[Stored records]
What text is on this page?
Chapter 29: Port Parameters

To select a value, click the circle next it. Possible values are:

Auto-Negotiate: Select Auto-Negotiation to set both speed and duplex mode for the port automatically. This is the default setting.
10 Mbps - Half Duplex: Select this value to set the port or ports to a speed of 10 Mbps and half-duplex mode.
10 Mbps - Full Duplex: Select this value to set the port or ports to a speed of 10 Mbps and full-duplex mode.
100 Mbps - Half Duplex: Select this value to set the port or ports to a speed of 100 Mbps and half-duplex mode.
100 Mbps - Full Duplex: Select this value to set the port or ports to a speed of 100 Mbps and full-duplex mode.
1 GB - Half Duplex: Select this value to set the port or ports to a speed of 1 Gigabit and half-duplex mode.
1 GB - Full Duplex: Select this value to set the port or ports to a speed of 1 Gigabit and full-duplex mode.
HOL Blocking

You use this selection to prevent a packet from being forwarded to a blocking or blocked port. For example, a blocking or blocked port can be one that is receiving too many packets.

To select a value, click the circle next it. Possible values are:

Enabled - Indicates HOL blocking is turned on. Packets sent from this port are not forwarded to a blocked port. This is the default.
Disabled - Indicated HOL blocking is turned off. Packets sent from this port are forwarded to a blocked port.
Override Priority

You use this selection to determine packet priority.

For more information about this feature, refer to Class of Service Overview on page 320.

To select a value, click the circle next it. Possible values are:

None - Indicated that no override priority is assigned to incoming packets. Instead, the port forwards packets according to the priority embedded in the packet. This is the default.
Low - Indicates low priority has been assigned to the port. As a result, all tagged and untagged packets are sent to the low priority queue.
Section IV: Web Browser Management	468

**Instruction**
Find every line in the records that contains the word "turned"; copy those lines.

**Answer to the exercise**
Enabled - Indicates HOL blocking is turned on. Packets sent from this port are not forwarded to a blocked port. This is the default.
Disabled - Indicated HOL blocking is turned off. Packets sent from this port are forwarded to a blocked port.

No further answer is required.